Report: Biden Black Vote Lead Not Quite Like Hillary's in 2016

joe biden gestures during an on-stage appearance at a convention
Former vice president Joe Biden (Rick Bowmer/AP)

Thursday, 25 July 2019 07:58 PM EDT

Former vice president Joe Biden continues to lead the 2020 Democratic primary field, but a Monmouth poll of South Carolina reveals a difference between white and black voters that could signal trouble, The Washington Post reported.

In that survey, Biden gets a majority of the black vote, but among white voters his lead over Sen. Elizabeth Warren, D-Mass., is within the margin of error.

That big advantage with black voters is important when compared with Hillary Cinton's position in 2016, the Post's Philip Bump writes in an analysis Thursday.

That year, Clinton's primary opponent for the nomination was Sen. Bernie Sanders, I-Vt. Very quickly, a dynamic emerged: Clinton did much better with black voters than Sanders; and Sanders ran about even with white voters.

"The result was that as states voted, the demographics of the states were important," Bump noted.

Iowa and New Hampshire, both heavily white states, voted first. Clinton and Sanders tied in Iowa, and Sanders rolled over Clinton in New Hampshire. Nevada, with a relatively small black population, was another near-tie.

But Clinton won in a rout in South Carolina. By Super Tuesday, when there were a number of heavily black states voting, Clinton ran up a big delegate advantage she would never relinquish.

PROBLEM TO SOLVE: Copy out the passage of the report on Biden's lead with black voters, starting with "joe biden gestures" and going on through "an analysis Thursday.". You can ignore the lines that come next.

DATA SHOWN:

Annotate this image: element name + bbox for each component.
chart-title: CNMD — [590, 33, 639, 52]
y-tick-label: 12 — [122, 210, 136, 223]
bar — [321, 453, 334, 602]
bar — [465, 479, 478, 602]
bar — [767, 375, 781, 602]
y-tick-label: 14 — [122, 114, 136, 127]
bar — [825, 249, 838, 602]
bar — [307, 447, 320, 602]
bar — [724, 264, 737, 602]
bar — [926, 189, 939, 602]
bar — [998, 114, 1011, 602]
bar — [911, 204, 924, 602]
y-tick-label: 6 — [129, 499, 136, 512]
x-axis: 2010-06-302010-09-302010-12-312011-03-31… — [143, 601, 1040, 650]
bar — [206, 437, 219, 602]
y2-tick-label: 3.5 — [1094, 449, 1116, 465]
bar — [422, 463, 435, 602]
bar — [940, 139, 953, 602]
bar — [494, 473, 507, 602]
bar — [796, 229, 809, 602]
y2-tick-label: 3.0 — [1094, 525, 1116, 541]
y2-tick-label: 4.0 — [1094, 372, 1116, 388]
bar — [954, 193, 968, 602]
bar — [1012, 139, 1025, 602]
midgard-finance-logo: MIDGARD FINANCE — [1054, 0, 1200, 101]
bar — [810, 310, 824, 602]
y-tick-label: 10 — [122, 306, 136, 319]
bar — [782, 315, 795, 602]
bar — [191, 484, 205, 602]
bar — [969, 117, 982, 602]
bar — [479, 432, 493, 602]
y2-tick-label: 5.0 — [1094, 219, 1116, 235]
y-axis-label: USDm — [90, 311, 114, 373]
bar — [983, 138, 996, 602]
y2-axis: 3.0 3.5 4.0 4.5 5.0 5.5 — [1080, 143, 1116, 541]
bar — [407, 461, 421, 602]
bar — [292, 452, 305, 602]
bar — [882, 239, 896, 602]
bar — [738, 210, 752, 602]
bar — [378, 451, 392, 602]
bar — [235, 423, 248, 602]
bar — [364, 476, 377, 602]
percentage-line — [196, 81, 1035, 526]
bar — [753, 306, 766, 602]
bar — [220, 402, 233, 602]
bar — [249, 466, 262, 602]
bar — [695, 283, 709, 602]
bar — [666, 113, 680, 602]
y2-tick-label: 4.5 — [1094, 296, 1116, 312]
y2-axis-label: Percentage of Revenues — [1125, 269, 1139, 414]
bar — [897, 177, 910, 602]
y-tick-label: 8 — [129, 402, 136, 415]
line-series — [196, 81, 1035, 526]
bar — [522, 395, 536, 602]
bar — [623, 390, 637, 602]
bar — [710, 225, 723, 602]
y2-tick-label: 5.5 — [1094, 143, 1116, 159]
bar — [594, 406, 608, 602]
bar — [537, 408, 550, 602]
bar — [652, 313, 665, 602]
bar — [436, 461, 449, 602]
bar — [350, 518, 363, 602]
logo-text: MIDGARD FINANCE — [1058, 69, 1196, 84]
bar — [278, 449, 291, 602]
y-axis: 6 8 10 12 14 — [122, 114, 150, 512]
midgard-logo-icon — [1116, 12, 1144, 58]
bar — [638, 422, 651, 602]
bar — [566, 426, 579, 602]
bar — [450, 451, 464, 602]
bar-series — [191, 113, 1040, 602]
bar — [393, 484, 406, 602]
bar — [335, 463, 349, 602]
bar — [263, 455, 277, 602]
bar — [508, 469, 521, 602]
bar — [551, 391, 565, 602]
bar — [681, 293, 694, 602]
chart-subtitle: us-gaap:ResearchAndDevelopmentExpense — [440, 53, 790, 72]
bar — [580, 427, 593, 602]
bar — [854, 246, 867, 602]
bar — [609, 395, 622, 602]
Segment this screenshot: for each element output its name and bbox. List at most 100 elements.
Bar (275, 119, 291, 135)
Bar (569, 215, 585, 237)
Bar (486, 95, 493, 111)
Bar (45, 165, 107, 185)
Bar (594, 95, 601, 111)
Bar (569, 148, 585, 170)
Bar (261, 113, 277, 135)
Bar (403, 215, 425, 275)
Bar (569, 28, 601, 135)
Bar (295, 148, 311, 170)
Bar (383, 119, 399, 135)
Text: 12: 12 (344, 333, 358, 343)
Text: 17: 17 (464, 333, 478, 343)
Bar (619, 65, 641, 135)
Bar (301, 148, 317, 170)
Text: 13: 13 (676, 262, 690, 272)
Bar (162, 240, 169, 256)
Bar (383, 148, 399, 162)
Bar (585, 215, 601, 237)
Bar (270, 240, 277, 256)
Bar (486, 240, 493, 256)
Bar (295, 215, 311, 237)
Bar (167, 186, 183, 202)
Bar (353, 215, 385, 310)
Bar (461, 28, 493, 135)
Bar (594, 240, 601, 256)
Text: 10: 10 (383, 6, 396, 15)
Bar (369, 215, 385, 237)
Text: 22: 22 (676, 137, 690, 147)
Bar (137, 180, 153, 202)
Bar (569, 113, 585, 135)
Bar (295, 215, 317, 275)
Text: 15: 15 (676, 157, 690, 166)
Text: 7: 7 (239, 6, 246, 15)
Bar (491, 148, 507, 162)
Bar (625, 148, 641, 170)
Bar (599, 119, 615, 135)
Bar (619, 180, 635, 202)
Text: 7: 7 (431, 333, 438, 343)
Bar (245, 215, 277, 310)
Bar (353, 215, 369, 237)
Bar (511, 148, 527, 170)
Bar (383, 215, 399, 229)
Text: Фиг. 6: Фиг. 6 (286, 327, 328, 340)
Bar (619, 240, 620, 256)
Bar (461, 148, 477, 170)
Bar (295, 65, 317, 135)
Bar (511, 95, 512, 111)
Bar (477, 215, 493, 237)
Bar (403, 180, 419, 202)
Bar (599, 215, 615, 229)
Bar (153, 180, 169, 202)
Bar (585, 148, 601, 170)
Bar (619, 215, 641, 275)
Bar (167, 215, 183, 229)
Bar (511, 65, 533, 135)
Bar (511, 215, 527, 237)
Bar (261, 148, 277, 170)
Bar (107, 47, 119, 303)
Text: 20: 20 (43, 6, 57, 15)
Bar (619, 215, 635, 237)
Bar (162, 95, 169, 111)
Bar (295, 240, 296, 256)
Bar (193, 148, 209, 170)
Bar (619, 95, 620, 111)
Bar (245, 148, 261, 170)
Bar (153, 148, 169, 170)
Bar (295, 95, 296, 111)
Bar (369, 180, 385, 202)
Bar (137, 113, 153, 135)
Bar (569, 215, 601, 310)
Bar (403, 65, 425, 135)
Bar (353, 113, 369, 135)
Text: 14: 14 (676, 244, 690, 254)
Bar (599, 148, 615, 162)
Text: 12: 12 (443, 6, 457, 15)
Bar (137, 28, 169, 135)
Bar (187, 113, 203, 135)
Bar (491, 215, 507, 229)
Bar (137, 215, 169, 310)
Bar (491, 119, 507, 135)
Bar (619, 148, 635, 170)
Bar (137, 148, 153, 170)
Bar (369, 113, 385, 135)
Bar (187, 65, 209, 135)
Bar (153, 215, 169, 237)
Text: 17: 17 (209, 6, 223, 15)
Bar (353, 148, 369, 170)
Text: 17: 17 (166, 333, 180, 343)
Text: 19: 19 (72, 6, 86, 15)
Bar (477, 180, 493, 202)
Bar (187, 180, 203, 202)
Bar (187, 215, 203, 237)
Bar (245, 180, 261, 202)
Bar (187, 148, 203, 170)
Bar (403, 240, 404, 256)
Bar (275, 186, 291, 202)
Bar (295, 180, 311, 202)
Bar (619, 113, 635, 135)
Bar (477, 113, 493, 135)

TASK OUTPUT:
joe biden gestures during an on-stage appearance at a convention
Former vice president Joe Biden (Rick Bowmer/AP)

Thursday, 25 July 2019 07:58 PM EDT

Former vice president Joe Biden continues to lead the 2020 Democratic primary field, but a Monmouth poll of South Carolina reveals a difference between white and black voters that could signal trouble, The Washington Post reported.

In that survey, Biden gets a majority of the black vote, but among white voters his lead over Sen. Elizabeth Warren, D-Mass., is within the margin of error.

That big advantage with black voters is important when compared with Hillary Cinton's position in 2016, the Post's Philip Bump writes in an analysis Thursday.